:: Material provided ::
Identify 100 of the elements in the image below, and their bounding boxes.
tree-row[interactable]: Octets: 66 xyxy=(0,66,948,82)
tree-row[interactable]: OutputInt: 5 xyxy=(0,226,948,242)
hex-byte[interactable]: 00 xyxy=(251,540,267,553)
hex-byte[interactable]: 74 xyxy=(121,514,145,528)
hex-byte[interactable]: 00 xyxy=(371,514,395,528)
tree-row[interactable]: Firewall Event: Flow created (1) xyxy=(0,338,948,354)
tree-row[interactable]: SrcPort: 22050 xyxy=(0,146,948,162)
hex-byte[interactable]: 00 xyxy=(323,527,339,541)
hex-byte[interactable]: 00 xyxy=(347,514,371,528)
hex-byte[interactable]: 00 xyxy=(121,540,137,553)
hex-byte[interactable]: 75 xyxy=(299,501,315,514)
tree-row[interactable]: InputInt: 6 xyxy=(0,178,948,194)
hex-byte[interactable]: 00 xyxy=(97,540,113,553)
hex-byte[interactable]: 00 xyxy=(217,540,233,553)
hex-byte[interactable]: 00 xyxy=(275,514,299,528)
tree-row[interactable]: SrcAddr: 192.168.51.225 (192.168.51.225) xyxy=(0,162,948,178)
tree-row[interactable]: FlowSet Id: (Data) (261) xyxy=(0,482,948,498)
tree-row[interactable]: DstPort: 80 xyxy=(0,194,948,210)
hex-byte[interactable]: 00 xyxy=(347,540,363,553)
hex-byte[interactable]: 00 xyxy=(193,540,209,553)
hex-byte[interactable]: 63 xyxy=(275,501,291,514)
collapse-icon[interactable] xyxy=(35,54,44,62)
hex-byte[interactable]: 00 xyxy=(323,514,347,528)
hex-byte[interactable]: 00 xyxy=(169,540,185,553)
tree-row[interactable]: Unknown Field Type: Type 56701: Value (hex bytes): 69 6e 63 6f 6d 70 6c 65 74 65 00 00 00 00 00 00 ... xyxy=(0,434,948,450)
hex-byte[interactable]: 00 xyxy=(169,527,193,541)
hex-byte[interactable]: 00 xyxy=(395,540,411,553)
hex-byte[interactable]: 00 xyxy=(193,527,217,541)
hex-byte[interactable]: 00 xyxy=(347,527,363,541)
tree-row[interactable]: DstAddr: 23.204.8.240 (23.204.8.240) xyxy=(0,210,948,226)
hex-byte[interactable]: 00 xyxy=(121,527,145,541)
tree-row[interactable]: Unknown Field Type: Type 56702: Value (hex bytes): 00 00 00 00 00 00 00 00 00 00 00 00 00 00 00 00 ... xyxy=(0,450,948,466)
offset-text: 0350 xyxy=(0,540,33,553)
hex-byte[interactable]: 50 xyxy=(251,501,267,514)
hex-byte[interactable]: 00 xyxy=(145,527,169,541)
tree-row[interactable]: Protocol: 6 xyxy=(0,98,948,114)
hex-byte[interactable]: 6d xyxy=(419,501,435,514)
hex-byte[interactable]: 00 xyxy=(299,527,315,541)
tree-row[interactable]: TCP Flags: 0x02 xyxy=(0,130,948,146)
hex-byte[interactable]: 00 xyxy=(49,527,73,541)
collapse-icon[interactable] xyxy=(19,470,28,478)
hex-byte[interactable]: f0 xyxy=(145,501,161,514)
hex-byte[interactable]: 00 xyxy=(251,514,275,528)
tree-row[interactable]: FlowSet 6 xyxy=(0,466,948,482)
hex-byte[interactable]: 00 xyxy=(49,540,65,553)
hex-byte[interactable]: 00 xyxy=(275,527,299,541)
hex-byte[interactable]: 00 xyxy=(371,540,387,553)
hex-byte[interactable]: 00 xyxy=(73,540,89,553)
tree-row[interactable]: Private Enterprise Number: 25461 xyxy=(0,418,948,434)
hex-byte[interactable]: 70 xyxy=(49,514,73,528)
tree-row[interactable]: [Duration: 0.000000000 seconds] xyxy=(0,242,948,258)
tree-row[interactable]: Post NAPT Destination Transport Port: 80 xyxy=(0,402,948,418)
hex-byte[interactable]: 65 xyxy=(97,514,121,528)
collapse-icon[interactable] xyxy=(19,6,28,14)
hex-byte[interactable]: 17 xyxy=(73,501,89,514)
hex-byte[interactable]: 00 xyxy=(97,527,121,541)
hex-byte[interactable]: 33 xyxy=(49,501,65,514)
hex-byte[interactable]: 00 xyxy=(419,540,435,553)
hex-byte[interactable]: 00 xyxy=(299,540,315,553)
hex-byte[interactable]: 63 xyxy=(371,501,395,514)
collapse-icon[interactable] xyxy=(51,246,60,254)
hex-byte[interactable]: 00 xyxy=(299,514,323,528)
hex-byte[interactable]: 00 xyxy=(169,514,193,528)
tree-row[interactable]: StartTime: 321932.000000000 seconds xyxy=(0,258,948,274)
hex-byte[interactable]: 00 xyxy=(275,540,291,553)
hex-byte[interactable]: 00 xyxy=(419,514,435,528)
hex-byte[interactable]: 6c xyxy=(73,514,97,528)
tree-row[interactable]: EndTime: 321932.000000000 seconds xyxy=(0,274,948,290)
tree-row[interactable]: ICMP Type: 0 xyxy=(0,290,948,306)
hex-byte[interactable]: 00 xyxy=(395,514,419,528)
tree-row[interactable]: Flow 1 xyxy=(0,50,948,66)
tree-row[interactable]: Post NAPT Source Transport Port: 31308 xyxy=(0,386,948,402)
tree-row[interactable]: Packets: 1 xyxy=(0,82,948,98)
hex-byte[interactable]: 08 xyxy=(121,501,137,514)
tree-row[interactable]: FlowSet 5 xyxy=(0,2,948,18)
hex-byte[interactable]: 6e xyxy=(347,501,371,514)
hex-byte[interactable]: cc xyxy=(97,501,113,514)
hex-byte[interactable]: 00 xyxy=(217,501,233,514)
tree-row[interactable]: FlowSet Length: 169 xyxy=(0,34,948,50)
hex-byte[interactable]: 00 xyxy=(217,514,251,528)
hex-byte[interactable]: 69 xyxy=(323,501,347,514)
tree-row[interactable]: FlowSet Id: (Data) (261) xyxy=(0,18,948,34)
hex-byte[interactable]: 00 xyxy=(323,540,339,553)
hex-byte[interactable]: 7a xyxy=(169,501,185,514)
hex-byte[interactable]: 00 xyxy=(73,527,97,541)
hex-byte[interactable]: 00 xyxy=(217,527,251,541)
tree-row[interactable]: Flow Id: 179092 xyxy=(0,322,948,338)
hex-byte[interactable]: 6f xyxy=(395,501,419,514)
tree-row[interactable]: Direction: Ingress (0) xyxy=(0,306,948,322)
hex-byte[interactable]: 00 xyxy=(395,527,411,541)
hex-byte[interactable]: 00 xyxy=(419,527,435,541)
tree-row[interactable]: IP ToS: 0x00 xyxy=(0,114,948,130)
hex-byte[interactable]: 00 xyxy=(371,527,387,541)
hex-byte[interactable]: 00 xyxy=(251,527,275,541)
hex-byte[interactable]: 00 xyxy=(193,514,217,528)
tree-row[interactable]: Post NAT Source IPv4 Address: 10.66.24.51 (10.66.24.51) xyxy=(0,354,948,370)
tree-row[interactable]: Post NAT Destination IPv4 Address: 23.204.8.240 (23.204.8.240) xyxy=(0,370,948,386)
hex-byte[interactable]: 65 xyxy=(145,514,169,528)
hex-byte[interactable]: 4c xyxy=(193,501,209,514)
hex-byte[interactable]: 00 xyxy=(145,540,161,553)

:: Objective ::
Reproduce every line of the material above verbatim, character for character.

:: Exercise answer ::
Identify 100 of the elements in the image below, and their bounding boxes.
tree-row[interactable]: Octets: 66 xyxy=(0,66,948,82)
tree-row[interactable]: OutputInt: 5 xyxy=(0,226,948,242)
hex-byte[interactable]: 00 xyxy=(251,540,267,553)
hex-byte[interactable]: 74 xyxy=(121,514,145,528)
hex-byte[interactable]: 00 xyxy=(371,514,395,528)
tree-row[interactable]: Firewall Event: Flow created (1) xyxy=(0,338,948,354)
tree-row[interactable]: SrcPort: 22050 xyxy=(0,146,948,162)
hex-byte[interactable]: 00 xyxy=(323,527,339,541)
hex-byte[interactable]: 00 xyxy=(347,514,371,528)
hex-byte[interactable]: 00 xyxy=(121,540,137,553)
hex-byte[interactable]: 75 xyxy=(299,501,315,514)
tree-row[interactable]: InputInt: 6 xyxy=(0,178,948,194)
hex-byte[interactable]: 00 xyxy=(97,540,113,553)
hex-byte[interactable]: 00 xyxy=(217,540,233,553)
hex-byte[interactable]: 00 xyxy=(275,514,299,528)
tree-row[interactable]: SrcAddr: 192.168.51.225 (192.168.51.225) xyxy=(0,162,948,178)
tree-row[interactable]: FlowSet Id: (Data) (261) xyxy=(0,482,948,498)
tree-row[interactable]: DstPort: 80 xyxy=(0,194,948,210)
hex-byte[interactable]: 00 xyxy=(347,540,363,553)
hex-byte[interactable]: 00 xyxy=(193,540,209,553)
hex-byte[interactable]: 63 xyxy=(275,501,291,514)
collapse-icon[interactable] xyxy=(35,54,44,62)
hex-byte[interactable]: 00 xyxy=(323,514,347,528)
hex-byte[interactable]: 00 xyxy=(169,540,185,553)
tree-row[interactable]: Unknown Field Type: Type 56701: Value (hex bytes): 69 6e 63 6f 6d 70 6c 65 74 65 00 00 00 00 00 00 ... xyxy=(0,434,948,450)
hex-byte[interactable]: 00 xyxy=(169,527,193,541)
hex-byte[interactable]: 00 xyxy=(395,540,411,553)
hex-byte[interactable]: 00 xyxy=(193,527,217,541)
hex-byte[interactable]: 00 xyxy=(347,527,363,541)
tree-row[interactable]: DstAddr: 23.204.8.240 (23.204.8.240) xyxy=(0,210,948,226)
hex-byte[interactable]: 00 xyxy=(121,527,145,541)
tree-row[interactable]: Unknown Field Type: Type 56702: Value (hex bytes): 00 00 00 00 00 00 00 00 00 00 00 00 00 00 00 00 ... xyxy=(0,450,948,466)
offset-text: 0350 xyxy=(0,540,33,553)
hex-byte[interactable]: 50 xyxy=(251,501,267,514)
hex-byte[interactable]: 00 xyxy=(145,527,169,541)
tree-row[interactable]: Protocol: 6 xyxy=(0,98,948,114)
hex-byte[interactable]: 6d xyxy=(419,501,435,514)
hex-byte[interactable]: 00 xyxy=(299,527,315,541)
tree-row[interactable]: TCP Flags: 0x02 xyxy=(0,130,948,146)
hex-byte[interactable]: 00 xyxy=(49,527,73,541)
collapse-icon[interactable] xyxy=(19,470,28,478)
hex-byte[interactable]: f0 xyxy=(145,501,161,514)
hex-byte[interactable]: 00 xyxy=(251,514,275,528)
tree-row[interactable]: FlowSet 6 xyxy=(0,466,948,482)
hex-byte[interactable]: 00 xyxy=(49,540,65,553)
hex-byte[interactable]: 00 xyxy=(275,527,299,541)
hex-byte[interactable]: 00 xyxy=(371,540,387,553)
hex-byte[interactable]: 00 xyxy=(73,540,89,553)
tree-row[interactable]: Private Enterprise Number: 25461 xyxy=(0,418,948,434)
hex-byte[interactable]: 70 xyxy=(49,514,73,528)
tree-row[interactable]: [Duration: 0.000000000 seconds] xyxy=(0,242,948,258)
tree-row[interactable]: Post NAPT Destination Transport Port: 80 xyxy=(0,402,948,418)
hex-byte[interactable]: 65 xyxy=(97,514,121,528)
collapse-icon[interactable] xyxy=(19,6,28,14)
hex-byte[interactable]: 17 xyxy=(73,501,89,514)
hex-byte[interactable]: 00 xyxy=(97,527,121,541)
hex-byte[interactable]: 33 xyxy=(49,501,65,514)
hex-byte[interactable]: 00 xyxy=(419,540,435,553)
hex-byte[interactable]: 00 xyxy=(299,540,315,553)
hex-byte[interactable]: 63 xyxy=(371,501,395,514)
collapse-icon[interactable] xyxy=(51,246,60,254)
hex-byte[interactable]: 00 xyxy=(299,514,323,528)
hex-byte[interactable]: 00 xyxy=(169,514,193,528)
tree-row[interactable]: StartTime: 321932.000000000 seconds xyxy=(0,258,948,274)
hex-byte[interactable]: 00 xyxy=(275,540,291,553)
hex-byte[interactable]: 00 xyxy=(419,514,435,528)
hex-byte[interactable]: 6c xyxy=(73,514,97,528)
tree-row[interactable]: EndTime: 321932.000000000 seconds xyxy=(0,274,948,290)
tree-row[interactable]: ICMP Type: 0 xyxy=(0,290,948,306)
hex-byte[interactable]: 00 xyxy=(395,514,419,528)
tree-row[interactable]: Flow 1 xyxy=(0,50,948,66)
tree-row[interactable]: Post NAPT Source Transport Port: 31308 xyxy=(0,386,948,402)
tree-row[interactable]: Packets: 1 xyxy=(0,82,948,98)
hex-byte[interactable]: 08 xyxy=(121,501,137,514)
tree-row[interactable]: FlowSet 5 xyxy=(0,2,948,18)
hex-byte[interactable]: 6e xyxy=(347,501,371,514)
hex-byte[interactable]: cc xyxy=(97,501,113,514)
hex-byte[interactable]: 00 xyxy=(217,501,233,514)
tree-row[interactable]: FlowSet Length: 169 xyxy=(0,34,948,50)
hex-byte[interactable]: 00 xyxy=(217,514,251,528)
hex-byte[interactable]: 69 xyxy=(323,501,347,514)
tree-row[interactable]: FlowSet Id: (Data) (261) xyxy=(0,18,948,34)
hex-byte[interactable]: 00 xyxy=(323,540,339,553)
hex-byte[interactable]: 7a xyxy=(169,501,185,514)
hex-byte[interactable]: 00 xyxy=(73,527,97,541)
hex-byte[interactable]: 00 xyxy=(217,527,251,541)
tree-row[interactable]: Flow Id: 179092 xyxy=(0,322,948,338)
hex-byte[interactable]: 6f xyxy=(395,501,419,514)
tree-row[interactable]: Direction: Ingress (0) xyxy=(0,306,948,322)
hex-byte[interactable]: 00 xyxy=(395,527,411,541)
hex-byte[interactable]: 00 xyxy=(419,527,435,541)
tree-row[interactable]: IP ToS: 0x00 xyxy=(0,114,948,130)
hex-byte[interactable]: 00 xyxy=(371,527,387,541)
hex-byte[interactable]: 00 xyxy=(251,527,275,541)
hex-byte[interactable]: 00 xyxy=(193,514,217,528)
tree-row[interactable]: Post NAT Source IPv4 Address: 10.66.24.51 (10.66.24.51) xyxy=(0,354,948,370)
tree-row[interactable]: Post NAT Destination IPv4 Address: 23.204.8.240 (23.204.8.240) xyxy=(0,370,948,386)
hex-byte[interactable]: 65 xyxy=(145,514,169,528)
hex-byte[interactable]: 4c xyxy=(193,501,209,514)
hex-byte[interactable]: 00 xyxy=(145,540,161,553)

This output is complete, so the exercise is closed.